— start LISTED RECORDS —

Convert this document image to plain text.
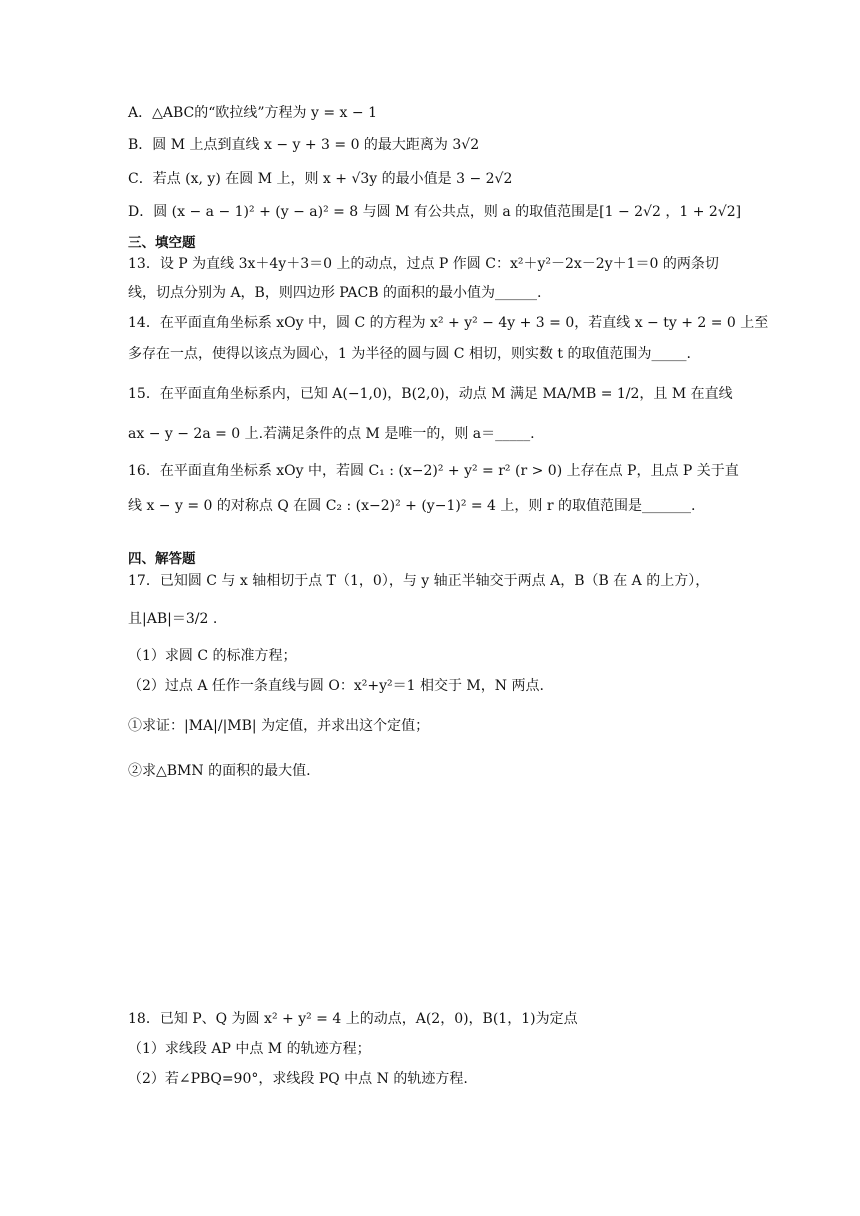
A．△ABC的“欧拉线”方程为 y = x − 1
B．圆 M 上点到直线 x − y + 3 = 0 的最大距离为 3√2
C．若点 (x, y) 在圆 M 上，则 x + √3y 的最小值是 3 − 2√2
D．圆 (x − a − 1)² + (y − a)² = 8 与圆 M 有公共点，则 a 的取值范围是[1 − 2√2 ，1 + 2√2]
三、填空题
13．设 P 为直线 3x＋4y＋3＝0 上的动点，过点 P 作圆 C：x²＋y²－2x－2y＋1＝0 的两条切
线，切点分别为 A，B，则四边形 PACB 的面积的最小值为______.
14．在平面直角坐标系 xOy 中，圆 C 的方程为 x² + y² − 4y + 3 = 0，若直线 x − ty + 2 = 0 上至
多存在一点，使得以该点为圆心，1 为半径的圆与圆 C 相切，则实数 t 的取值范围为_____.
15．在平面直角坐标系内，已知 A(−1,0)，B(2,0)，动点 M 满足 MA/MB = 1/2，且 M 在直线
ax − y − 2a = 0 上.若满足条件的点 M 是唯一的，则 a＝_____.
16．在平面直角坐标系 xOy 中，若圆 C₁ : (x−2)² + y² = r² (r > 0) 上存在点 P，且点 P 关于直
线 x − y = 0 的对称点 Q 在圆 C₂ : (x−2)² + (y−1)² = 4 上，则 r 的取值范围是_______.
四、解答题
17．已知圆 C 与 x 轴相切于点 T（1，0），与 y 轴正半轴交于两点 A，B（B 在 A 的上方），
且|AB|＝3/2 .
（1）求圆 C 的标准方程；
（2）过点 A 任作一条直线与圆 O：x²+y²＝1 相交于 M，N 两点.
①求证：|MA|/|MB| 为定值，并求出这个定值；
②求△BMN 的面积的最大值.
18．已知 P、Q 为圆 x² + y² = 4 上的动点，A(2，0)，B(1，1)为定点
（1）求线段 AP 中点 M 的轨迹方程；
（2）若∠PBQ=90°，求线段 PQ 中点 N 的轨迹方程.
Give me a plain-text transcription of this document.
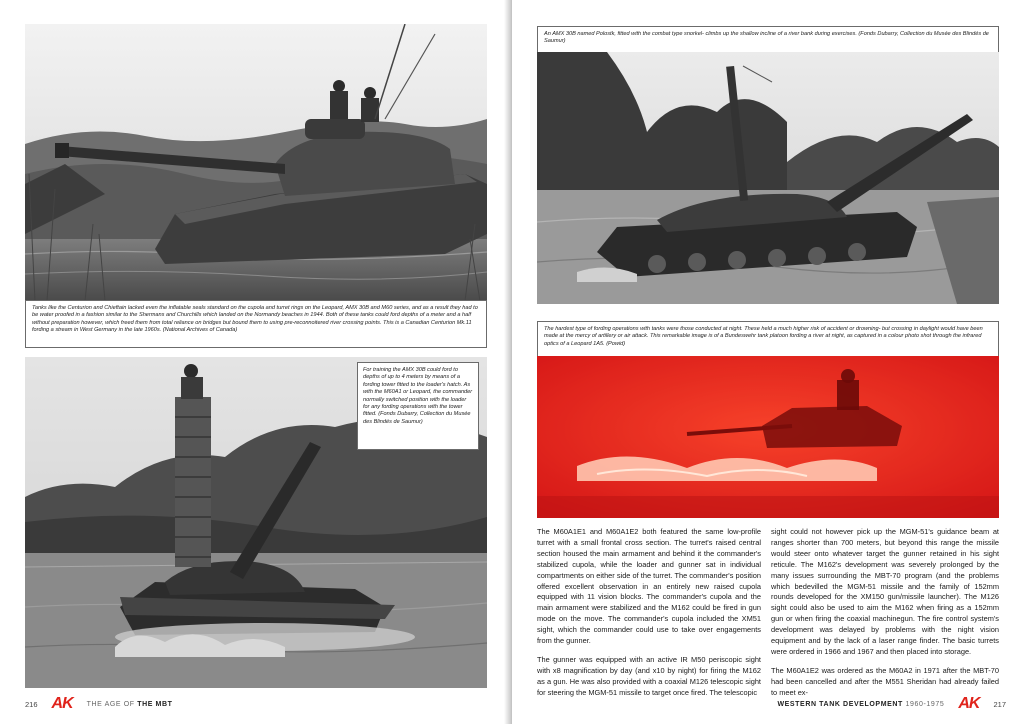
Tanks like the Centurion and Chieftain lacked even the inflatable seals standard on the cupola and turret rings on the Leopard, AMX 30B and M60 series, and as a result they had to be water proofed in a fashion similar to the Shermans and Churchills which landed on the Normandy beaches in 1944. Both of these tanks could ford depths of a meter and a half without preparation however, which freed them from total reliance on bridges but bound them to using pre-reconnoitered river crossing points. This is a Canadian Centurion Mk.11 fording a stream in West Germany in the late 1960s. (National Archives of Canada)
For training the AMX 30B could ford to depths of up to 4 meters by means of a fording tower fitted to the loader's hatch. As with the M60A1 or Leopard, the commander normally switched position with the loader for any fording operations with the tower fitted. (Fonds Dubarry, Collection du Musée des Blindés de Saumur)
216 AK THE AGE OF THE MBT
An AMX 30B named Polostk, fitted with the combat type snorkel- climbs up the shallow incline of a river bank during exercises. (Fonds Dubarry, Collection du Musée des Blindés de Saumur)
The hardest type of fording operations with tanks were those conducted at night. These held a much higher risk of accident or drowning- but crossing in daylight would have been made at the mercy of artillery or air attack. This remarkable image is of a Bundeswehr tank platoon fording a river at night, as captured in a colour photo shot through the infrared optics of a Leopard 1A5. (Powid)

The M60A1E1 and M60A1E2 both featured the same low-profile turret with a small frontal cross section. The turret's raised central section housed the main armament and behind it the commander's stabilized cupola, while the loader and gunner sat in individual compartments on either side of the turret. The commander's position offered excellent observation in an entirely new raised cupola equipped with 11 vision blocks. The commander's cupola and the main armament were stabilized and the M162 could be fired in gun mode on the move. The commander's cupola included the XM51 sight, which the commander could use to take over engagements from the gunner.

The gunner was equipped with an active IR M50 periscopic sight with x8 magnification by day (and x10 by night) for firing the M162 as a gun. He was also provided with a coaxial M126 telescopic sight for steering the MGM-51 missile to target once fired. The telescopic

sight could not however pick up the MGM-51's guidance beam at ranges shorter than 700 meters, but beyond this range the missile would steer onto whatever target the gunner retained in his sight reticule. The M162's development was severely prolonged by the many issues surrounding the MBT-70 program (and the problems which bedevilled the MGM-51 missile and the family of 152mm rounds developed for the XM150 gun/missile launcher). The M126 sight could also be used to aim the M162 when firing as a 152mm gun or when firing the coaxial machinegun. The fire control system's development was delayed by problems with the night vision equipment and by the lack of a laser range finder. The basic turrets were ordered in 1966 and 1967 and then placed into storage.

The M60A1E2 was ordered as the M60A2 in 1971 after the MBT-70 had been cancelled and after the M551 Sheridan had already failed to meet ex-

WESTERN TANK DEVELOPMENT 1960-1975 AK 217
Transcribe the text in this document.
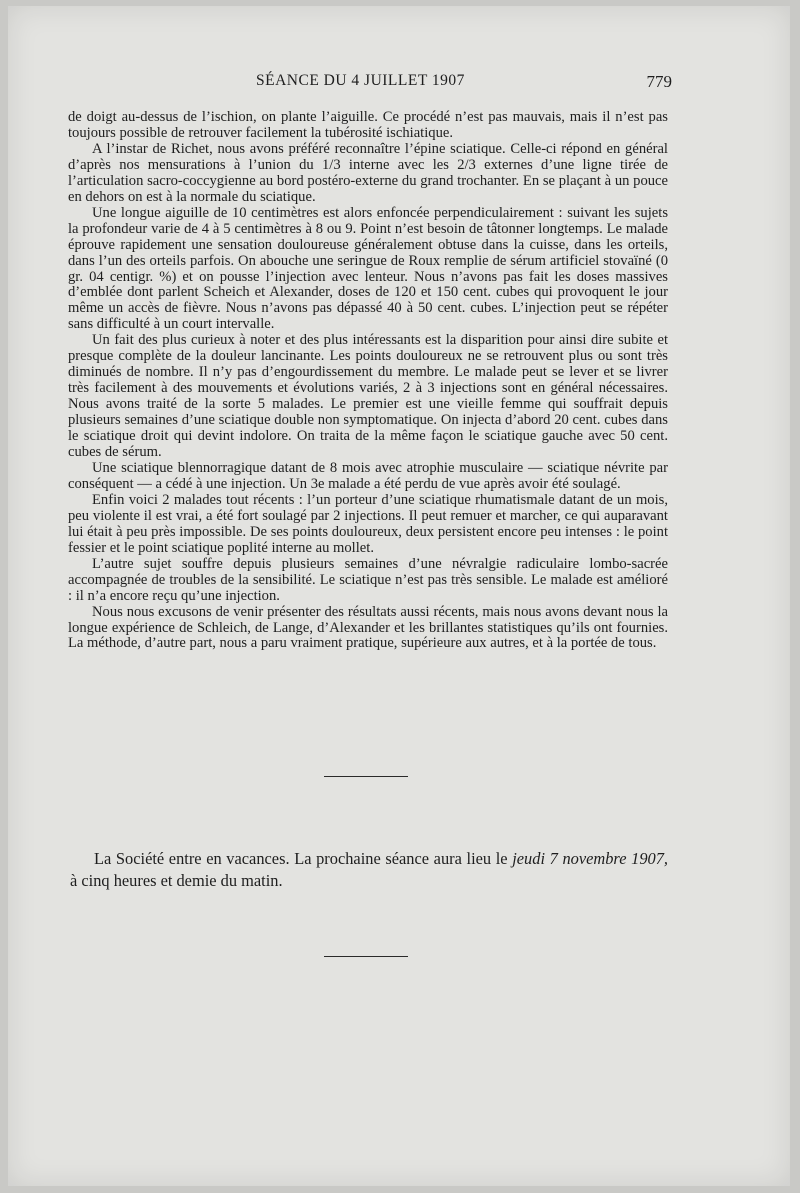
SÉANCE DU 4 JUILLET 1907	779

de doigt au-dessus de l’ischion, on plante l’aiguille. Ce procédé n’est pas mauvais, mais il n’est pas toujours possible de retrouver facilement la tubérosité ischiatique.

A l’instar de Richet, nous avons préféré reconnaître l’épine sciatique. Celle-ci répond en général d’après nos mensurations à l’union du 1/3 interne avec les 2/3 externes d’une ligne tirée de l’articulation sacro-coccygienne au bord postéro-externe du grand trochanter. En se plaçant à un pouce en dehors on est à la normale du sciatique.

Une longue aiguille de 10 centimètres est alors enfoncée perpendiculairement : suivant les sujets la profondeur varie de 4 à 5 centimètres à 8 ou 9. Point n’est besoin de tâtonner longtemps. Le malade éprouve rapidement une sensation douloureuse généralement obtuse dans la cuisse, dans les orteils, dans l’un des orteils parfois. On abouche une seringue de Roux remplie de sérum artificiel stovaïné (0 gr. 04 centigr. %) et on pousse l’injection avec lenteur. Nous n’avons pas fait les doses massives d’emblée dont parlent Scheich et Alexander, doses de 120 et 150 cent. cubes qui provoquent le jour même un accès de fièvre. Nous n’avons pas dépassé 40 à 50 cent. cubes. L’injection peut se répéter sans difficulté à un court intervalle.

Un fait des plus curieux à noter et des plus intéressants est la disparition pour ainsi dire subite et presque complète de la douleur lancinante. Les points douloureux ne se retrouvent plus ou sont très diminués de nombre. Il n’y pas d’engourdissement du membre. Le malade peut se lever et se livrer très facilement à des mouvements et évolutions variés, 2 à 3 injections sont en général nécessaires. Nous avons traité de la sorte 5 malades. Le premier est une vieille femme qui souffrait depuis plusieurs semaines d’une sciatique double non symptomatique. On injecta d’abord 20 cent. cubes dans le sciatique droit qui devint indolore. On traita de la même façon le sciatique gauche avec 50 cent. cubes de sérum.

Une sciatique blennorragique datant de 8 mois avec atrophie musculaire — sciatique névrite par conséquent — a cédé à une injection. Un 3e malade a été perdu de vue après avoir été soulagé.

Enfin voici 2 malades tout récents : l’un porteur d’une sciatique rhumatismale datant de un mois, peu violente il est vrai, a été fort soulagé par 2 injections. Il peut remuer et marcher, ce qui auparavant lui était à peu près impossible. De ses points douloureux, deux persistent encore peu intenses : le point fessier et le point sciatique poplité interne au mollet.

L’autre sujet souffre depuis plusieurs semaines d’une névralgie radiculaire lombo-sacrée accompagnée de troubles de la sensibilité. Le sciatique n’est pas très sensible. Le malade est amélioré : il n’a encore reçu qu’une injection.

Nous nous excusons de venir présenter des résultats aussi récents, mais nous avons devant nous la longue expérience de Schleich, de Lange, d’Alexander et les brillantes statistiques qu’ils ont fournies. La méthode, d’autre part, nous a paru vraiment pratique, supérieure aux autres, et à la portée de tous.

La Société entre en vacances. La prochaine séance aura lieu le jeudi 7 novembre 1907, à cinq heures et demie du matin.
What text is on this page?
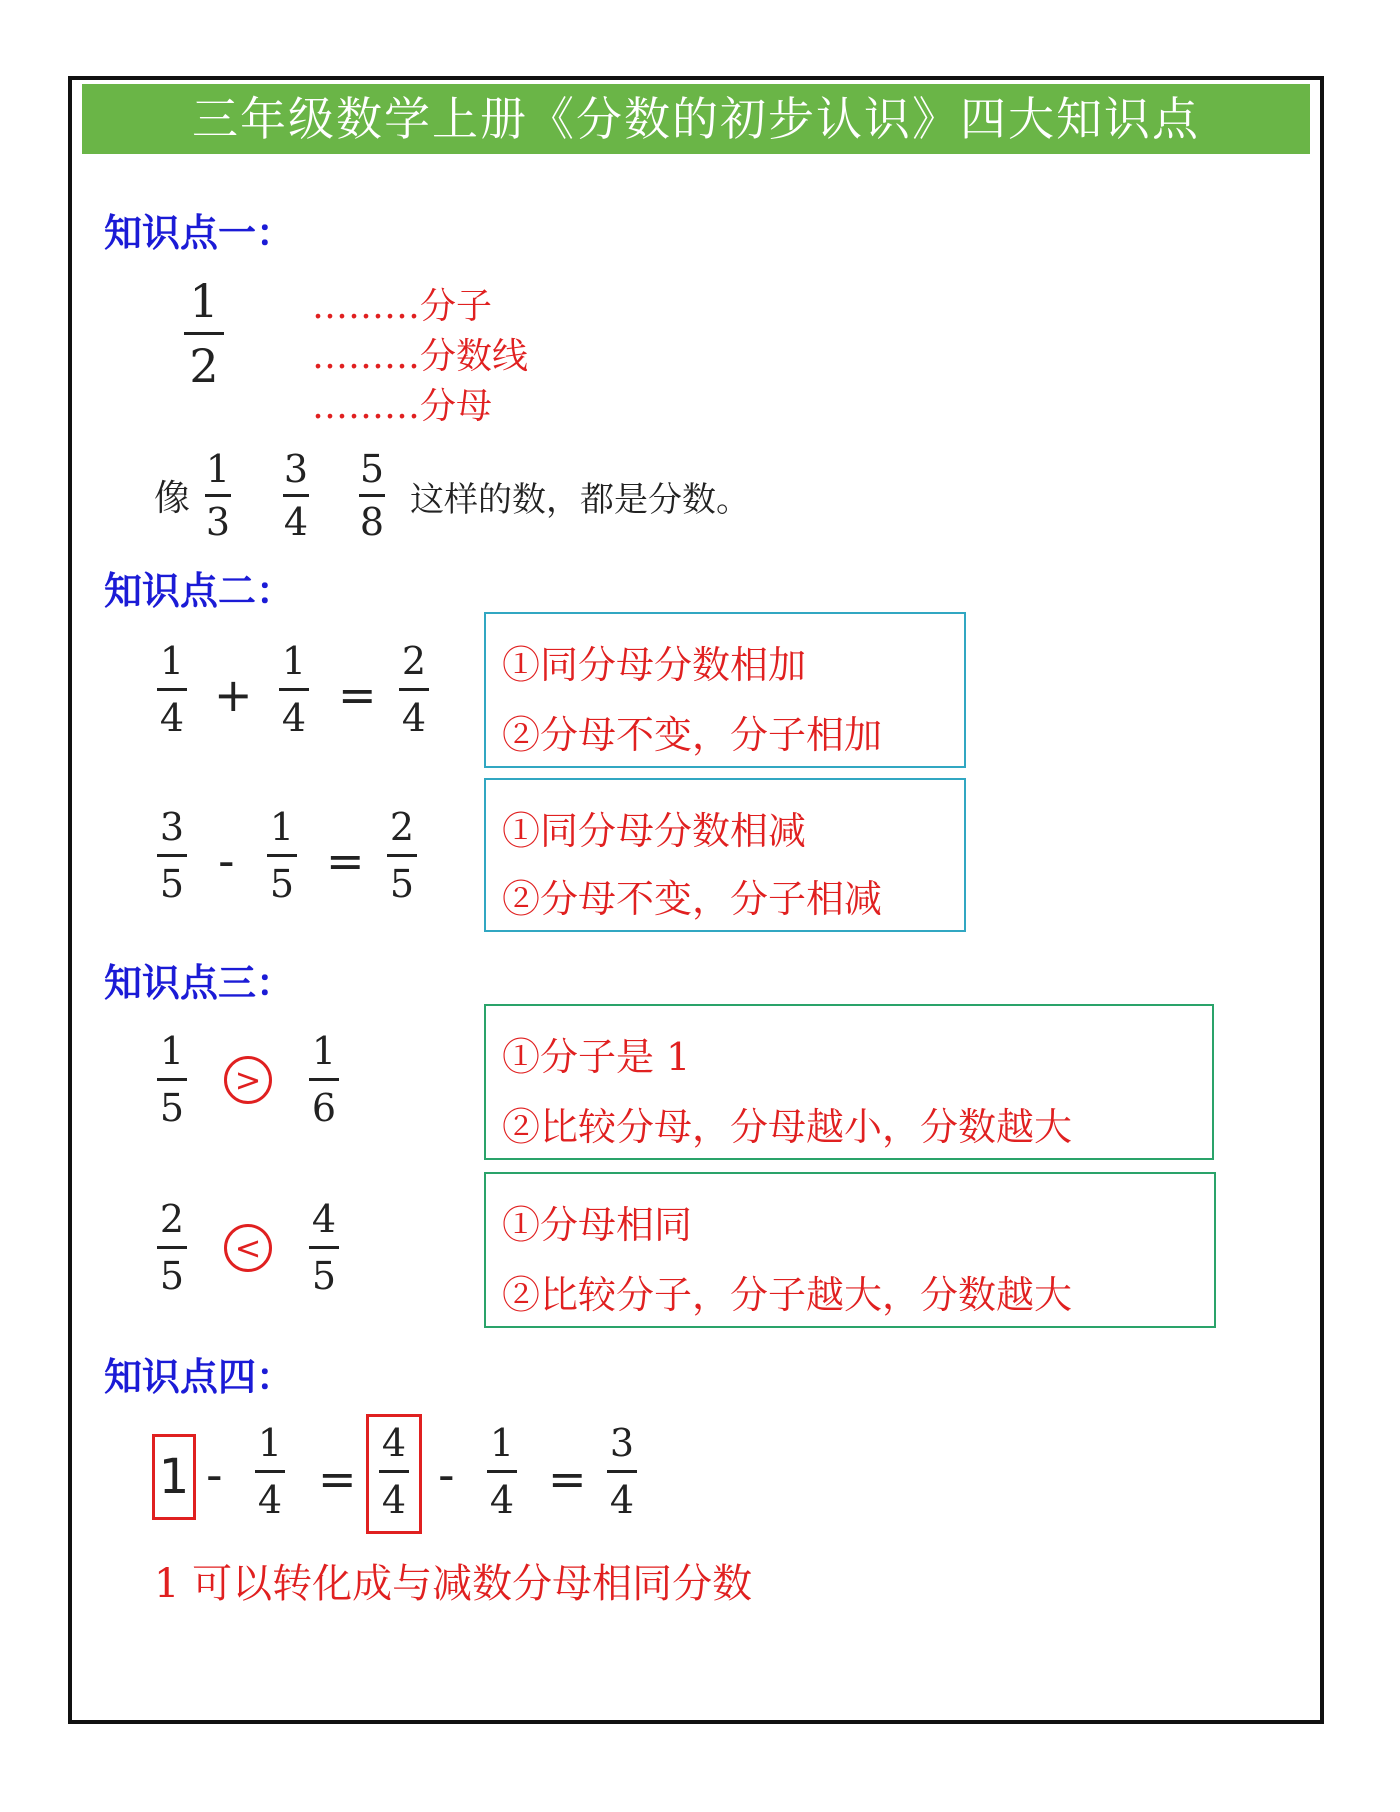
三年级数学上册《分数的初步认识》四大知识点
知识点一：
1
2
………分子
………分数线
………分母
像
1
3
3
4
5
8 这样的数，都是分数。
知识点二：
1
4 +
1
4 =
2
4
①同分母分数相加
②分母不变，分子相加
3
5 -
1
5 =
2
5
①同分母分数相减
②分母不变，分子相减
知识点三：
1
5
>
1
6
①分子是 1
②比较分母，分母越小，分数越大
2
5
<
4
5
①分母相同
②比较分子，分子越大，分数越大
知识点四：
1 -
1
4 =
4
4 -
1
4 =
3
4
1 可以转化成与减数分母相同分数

— end LISTED RECORDS —

GIVEN PROBLEM -> Scan the data above and copy every line with "récents" in it.

FINISHED EXERCISE ->
Enfin voici 2 malades tout récents : l’un porteur d’une sciatique rhumatismale datant de un mois, peu violente il est vrai, a été fort soulagé par 2 injections. Il peut remuer et marcher, ce qui auparavant lui était à peu près impossible. De ses points douloureux, deux persistent encore peu intenses : le point fessier et le point sciatique poplité interne au mollet.
Nous nous excusons de venir présenter des résultats aussi récents, mais nous avons devant nous la longue expérience de Schleich, de Lange, d’Alexander et les brillantes statistiques qu’ils ont fournies. La méthode, d’autre part, nous a paru vraiment pratique, supérieure aux autres, et à la portée de tous.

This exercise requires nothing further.